> EXTRACTED ENTRIES
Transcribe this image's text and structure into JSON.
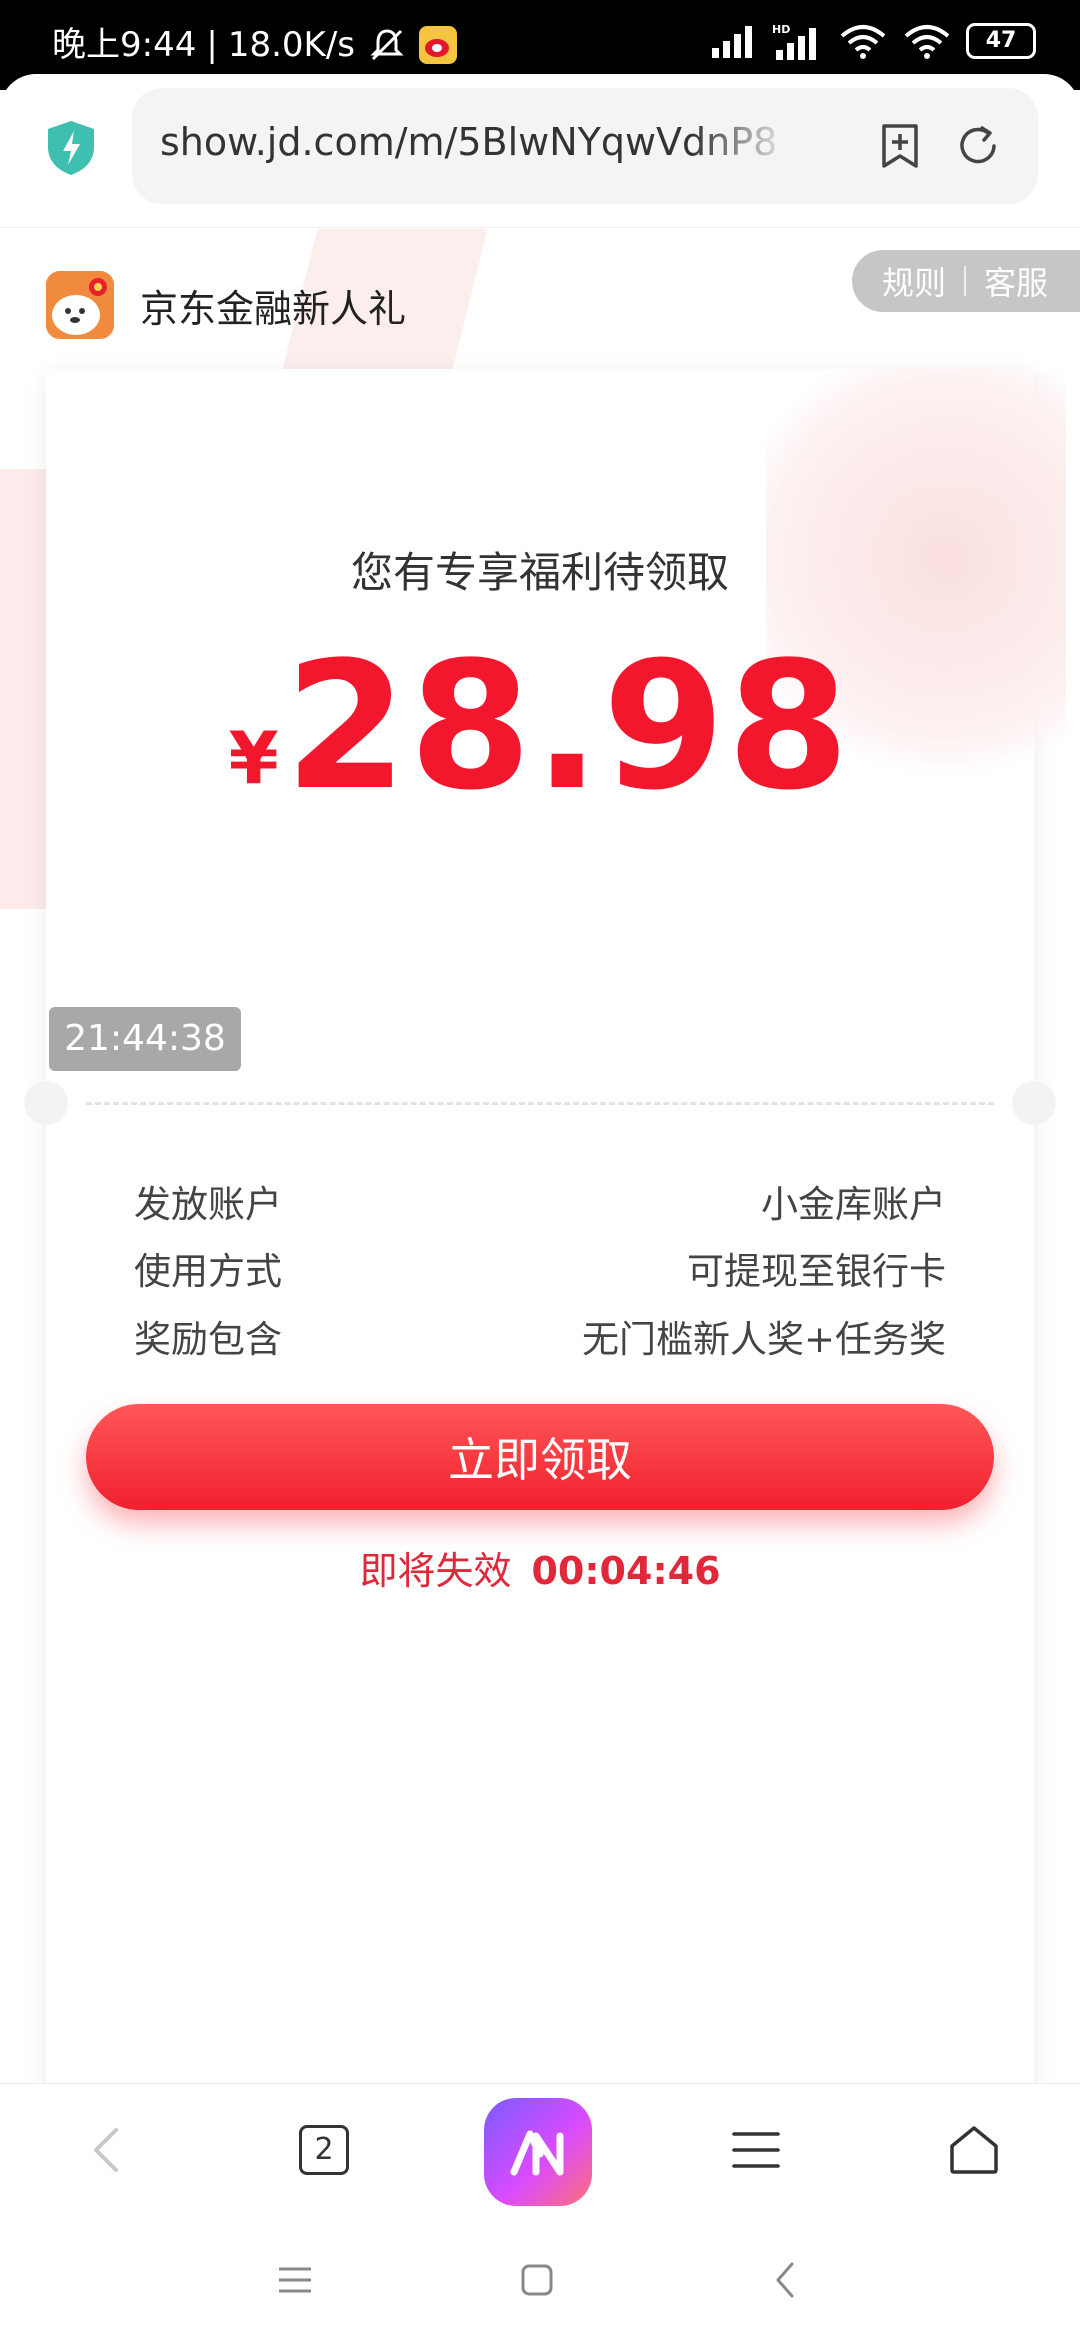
{
  "status_bar": {
    "time": "晚上9:44",
    "speed": "18.0K/s",
    "battery": "47"
  },
  "browser": {
    "url": "show.jd.com/m/5BlwNYqwVdnP8"
  },
  "page": {
    "brand_name": "京东金融新人礼",
    "rules_label": "规则",
    "service_label": "客服",
    "headline": "您有专享福利待领取",
    "currency": "¥",
    "amount": "28.98",
    "time_badge": "21:44:38",
    "details": [
      {
        "label": "发放账户",
        "value": "小金库账户"
      },
      {
        "label": "使用方式",
        "value": "可提现至银行卡"
      },
      {
        "label": "奖励包含",
        "value": "无门槛新人奖+任务奖"
      }
    ],
    "cta_label": "立即领取",
    "expire_label": "即将失效",
    "countdown": "00:04:46"
  },
  "bottom_nav": {
    "tab_count": "2"
  },
  "colors": {
    "accent": "#f2172d",
    "button": "#f0202d"
  }
}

> PROBLEM DETAILS
Make an exact copy of every record, pictures excluded.

> RESPONSE TO THE EXERCISE
Transcribe this image's text and structure into JSON.
{
  "status_bar": {
    "time": "晚上9:44",
    "speed": "18.0K/s",
    "battery": "47"
  },
  "browser": {
    "url": "show.jd.com/m/5BlwNYqwVdnP8"
  },
  "page": {
    "brand_name": "京东金融新人礼",
    "rules_label": "规则",
    "service_label": "客服",
    "headline": "您有专享福利待领取",
    "currency": "¥",
    "amount": "28.98",
    "time_badge": "21:44:38",
    "details": [
      {
        "label": "发放账户",
        "value": "小金库账户"
      },
      {
        "label": "使用方式",
        "value": "可提现至银行卡"
      },
      {
        "label": "奖励包含",
        "value": "无门槛新人奖+任务奖"
      }
    ],
    "cta_label": "立即领取",
    "expire_label": "即将失效",
    "countdown": "00:04:46"
  },
  "bottom_nav": {
    "tab_count": "2"
  },
  "colors": {
    "accent": "#f2172d",
    "button": "#f0202d"
  }
}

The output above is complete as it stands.